> Task prompt
Every line below is to be copied exactly, with the pictures left out.
____________
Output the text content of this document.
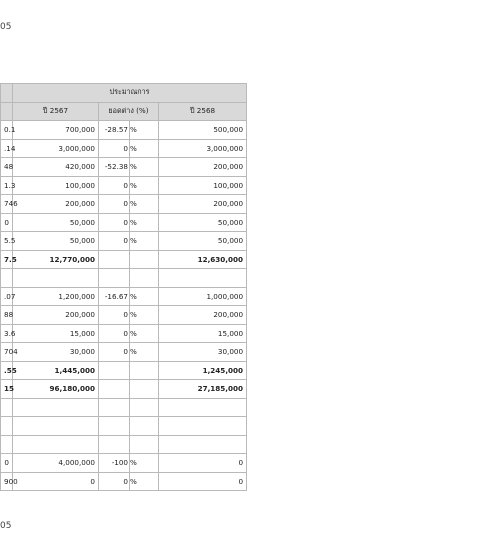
05
	ประมาณการ			
	ปี 2567	ยอดต่าง (%)		ปี 2568
0.1	700,000	-28.57	%	500,000
.14	3,000,000	0	%	3,000,000
48	420,000	-52.38	%	200,000
1.3	100,000	0	%	100,000
746	200,000	0	%	200,000
0	50,000	0	%	50,000
5.5	50,000	0	%	50,000
7.5	12,770,000			12,630,000

.07	1,200,000	-16.67	%	1,000,000
88	200,000	0	%	200,000
3.6	15,000	0	%	15,000
704	30,000	0	%	30,000
.55	1,445,000			1,245,000
15	96,180,000			27,185,000

0	4,000,000	-100	%	0
900	0	0	%	0
05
____________
> Reply to the task
Output the text content of this document.
05
	ประมาณการ			
	ปี 2567	ยอดต่าง (%)		ปี 2568
0.1	700,000	-28.57	%	500,000
.14	3,000,000	0	%	3,000,000
48	420,000	-52.38	%	200,000
1.3	100,000	0	%	100,000
746	200,000	0	%	200,000
0	50,000	0	%	50,000
5.5	50,000	0	%	50,000
7.5	12,770,000			12,630,000

.07	1,200,000	-16.67	%	1,000,000
88	200,000	0	%	200,000
3.6	15,000	0	%	15,000
704	30,000	0	%	30,000
.55	1,445,000			1,245,000
15	96,180,000			27,185,000

0	4,000,000	-100	%	0
900	0	0	%	0
05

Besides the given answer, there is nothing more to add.